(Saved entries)
---
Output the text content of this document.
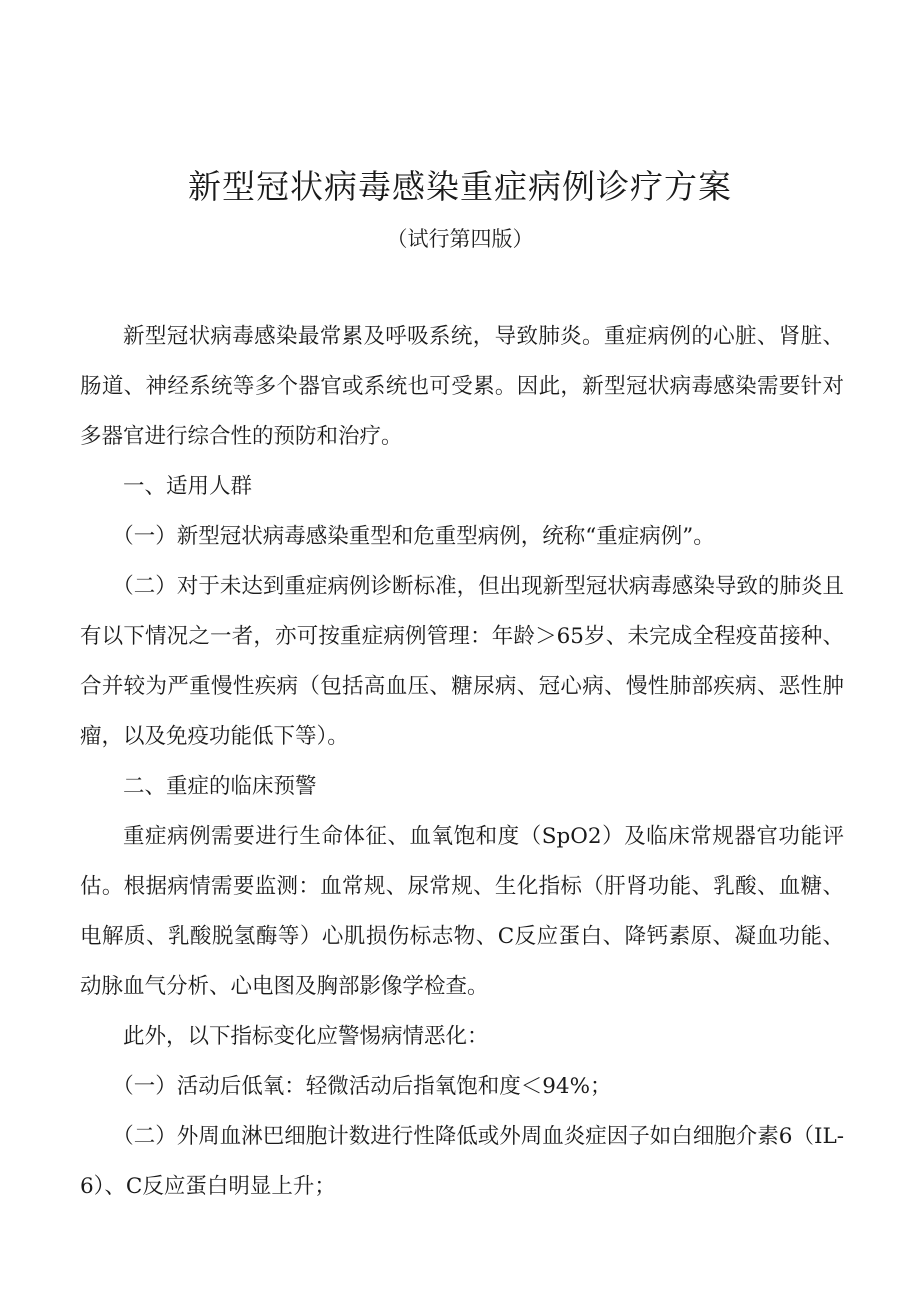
新型冠状病毒感染重症病例诊疗方案
（试行第四版）

新型冠状病毒感染最常累及呼吸系统，导致肺炎。重症病例的心脏、肾脏、肠道、神经系统等多个器官或系统也可受累。因此，新型冠状病毒感染需要针对多器官进行综合性的预防和治疗。

一、适用人群

（一）新型冠状病毒感染重型和危重型病例，统称“重症病例”。

（二）对于未达到重症病例诊断标准，但出现新型冠状病毒感染导致的肺炎且有以下情况之一者，亦可按重症病例管理：年龄＞65岁、未完成全程疫苗接种、合并较为严重慢性疾病（包括高血压、糖尿病、冠心病、慢性肺部疾病、恶性肿瘤，以及免疫功能低下等）。

二、重症的临床预警

重症病例需要进行生命体征、血氧饱和度（SpO2）及临床常规器官功能评估。根据病情需要监测：血常规、尿常规、生化指标（肝肾功能、乳酸、血糖、电解质、乳酸脱氢酶等）心肌损伤标志物、C反应蛋白、降钙素原、凝血功能、动脉血气分析、心电图及胸部影像学检查。

此外，以下指标变化应警惕病情恶化：

（一）活动后低氧：轻微活动后指氧饱和度＜94%；

（二）外周血淋巴细胞计数进行性降低或外周血炎症因子如白细胞介素6（IL-6）、C反应蛋白明显上升；
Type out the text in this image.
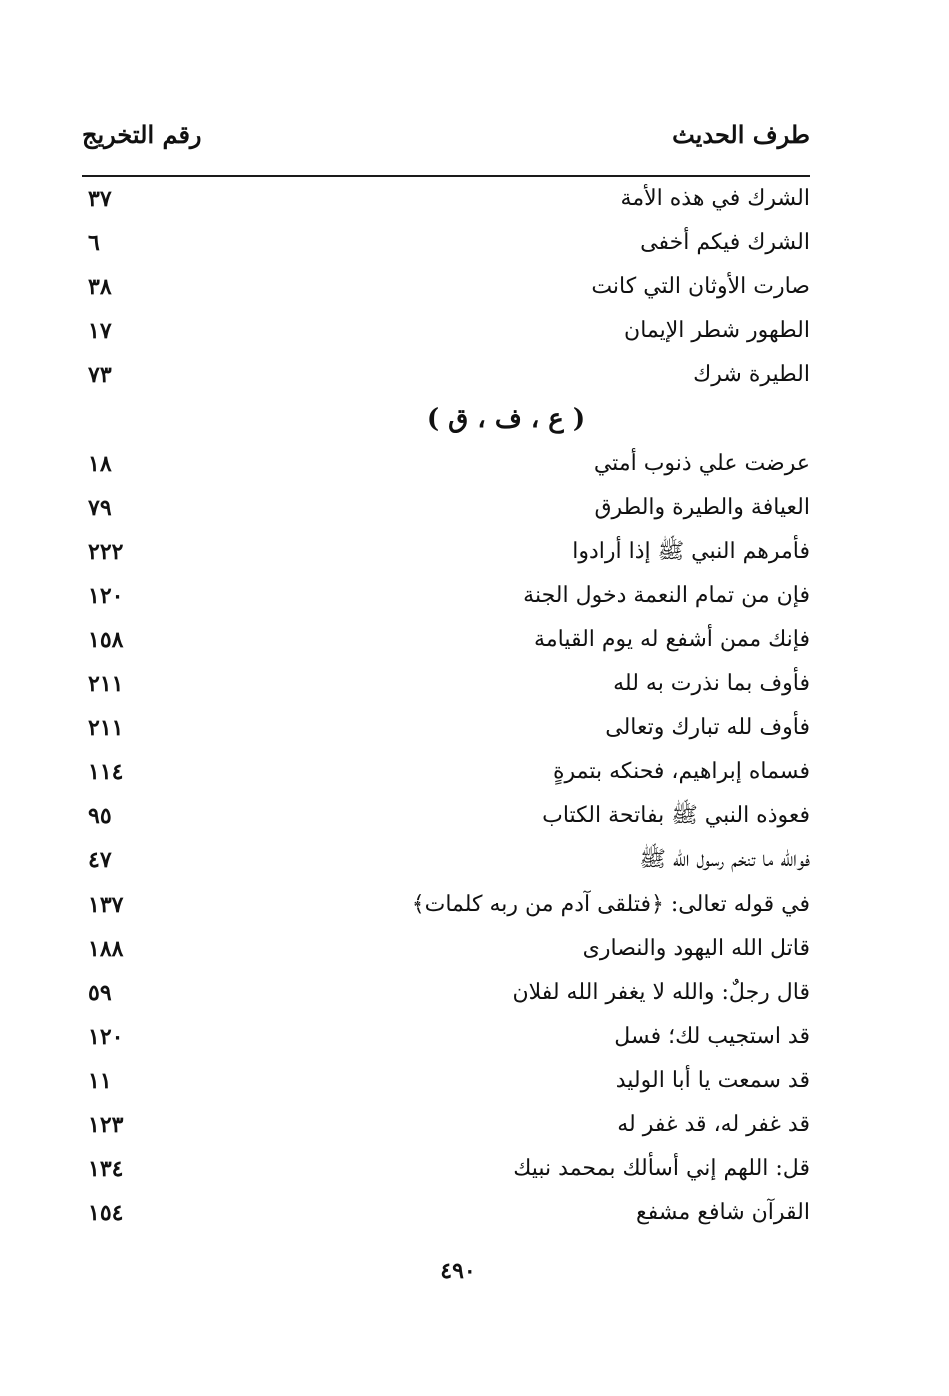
طرف الحديث
رقم التخريج
الشرك في هذه الأمة
٣٧
الشرك فيكم أخفى
٦
صارت الأوثان التي كانت
٣٨
الطهور شطر الإيمان
١٧
الطيرة شرك
٧٣
( ع ، ف ، ق )
عرضت علي ذنوب أمتي
١٨
العيافة والطيرة والطرق
٧٩
فأمرهم النبي ﷺ إذا أرادوا
٢٢٢
فإن من تمام النعمة دخول الجنة
١٢٠
فإنك ممن أشفع له يوم القيامة
١٥٨
فأوف بما نذرت به لله
٢١١
فأوف لله تبارك وتعالى
٢١١
فسماه إبراهيم، فحنكه بتمرةٍ
١١٤
فعوذه النبي ﷺ بفاتحة الكتاب
٩٥
فوالله ما تنخم رسول الله ﷺ
٤٧
في قوله تعالى: ﴿فتلقى آدم من ربه كلمات﴾
١٣٧
قاتل الله اليهود والنصارى
١٨٨
قال رجلٌ: والله لا يغفر الله لفلان
٥٩
قد استجيب لك؛ فسل
١٢٠
قد سمعت يا أبا الوليد
١١
قد غفر له، قد غفر له
١٢٣
قل: اللهم إني أسألك بمحمد نبيك
١٣٤
القرآن شافع مشفع
١٥٤
٤٩٠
---
▶ **Work instructions**
Copy out every line of the material above that mentions the word "فأوف".

▶ **Task answer**
فأوف بما نذرت به لله
فأوف لله تبارك وتعالى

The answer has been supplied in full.